■ **Request**: Copy out the comment below about which cars are easiest to work on, word for word and in full.

For me? 944 FTW, hands down, not even a contest. It’s the 944. Easily the 944. There’s so much knowledge out there about how to fix a 944, so many how-tos and directions, tons of parts support…I love my 944.
Even when it’s a complicated job, there are numerous tutorials on how to do it, likely also videos, and a bunch of people to call when I get stuck. THERE IS NO SUBSTITUTE (for an obsessive fanbase, a solid classic parts program and active racing community), after all.
The VW 411 should be easy in theory, but the number of no-longer-available parts makes it a beast. Finding 914 bits for the engine or parts shared with the Type 3 and other cars is easy. Finding 411-specific anything is…well, you might have to make that part. I will say, the 914 crowd is awfully helpful on Type 4 problems, too.
We do not speak of wrenching on the Lancer. I’m scared of it.
UPDATE: GUESS WHAT’S BACK?!!!???!??!??!?!?!?????
https://www.instagram.com/p/Crj-XkIsMus/
Can’t really confirm this 100% because I haven’t don’t much in the way of wrenching on it, but my wife’s 2018 Forester has a rather empty front end with the oil filter sitting right up on top. It’s about the easiest oil change I’ve done. Everything else seems to be easily accessible.

■ **Supplied data**:
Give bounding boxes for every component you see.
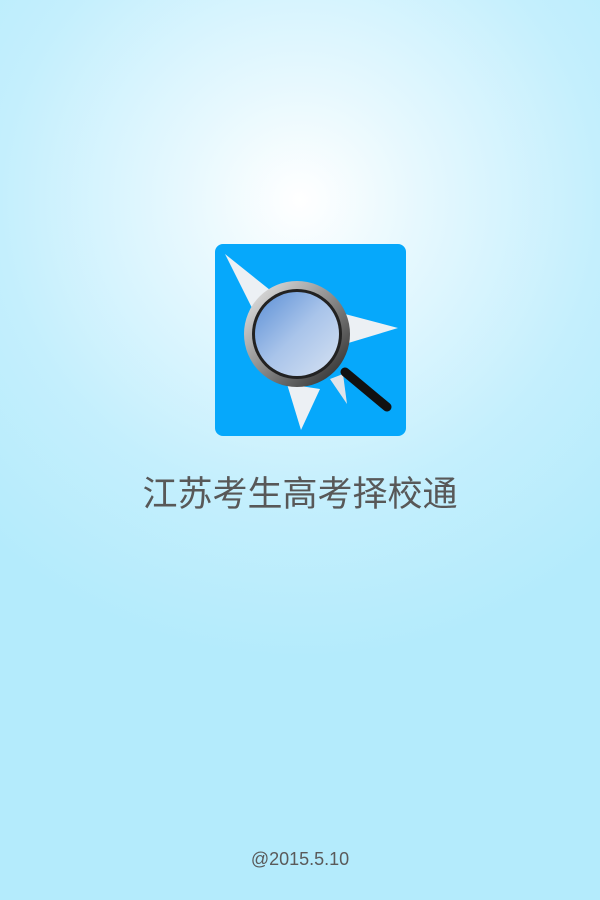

■ **Solution**:
For me? 944 FTW, hands down, not even a contest. It’s the 944. Easily the 944. There’s so much knowledge out there about how to fix a 944, so many how-tos and directions, tons of parts support…I love my 944.
Even when it’s a complicated job, there are numerous tutorials on how to do it, likely also videos, and a bunch of people to call when I get stuck. THERE IS NO SUBSTITUTE (for an obsessive fanbase, a solid classic parts program and active racing community), after all.
The VW 411 should be easy in theory, but the number of no-longer-available parts makes it a beast. Finding 914 bits for the engine or parts shared with the Type 3 and other cars is easy. Finding 411-specific anything is…well, you might have to make that part. I will say, the 914 crowd is awfully helpful on Type 4 problems, too.
We do not speak of wrenching on the Lancer. I’m scared of it.
UPDATE: GUESS WHAT’S BACK?!!!???!??!??!?!?!?????
https://www.instagram.com/p/Crj-XkIsMus/
Can’t really confirm this 100% because I haven’t don’t much in the way of wrenching on it, but my wife’s 2018 Forester has a rather empty front end with the oil filter sitting right up on top. It’s about the easiest oil change I’ve done. Everything else seems to be easily accessible.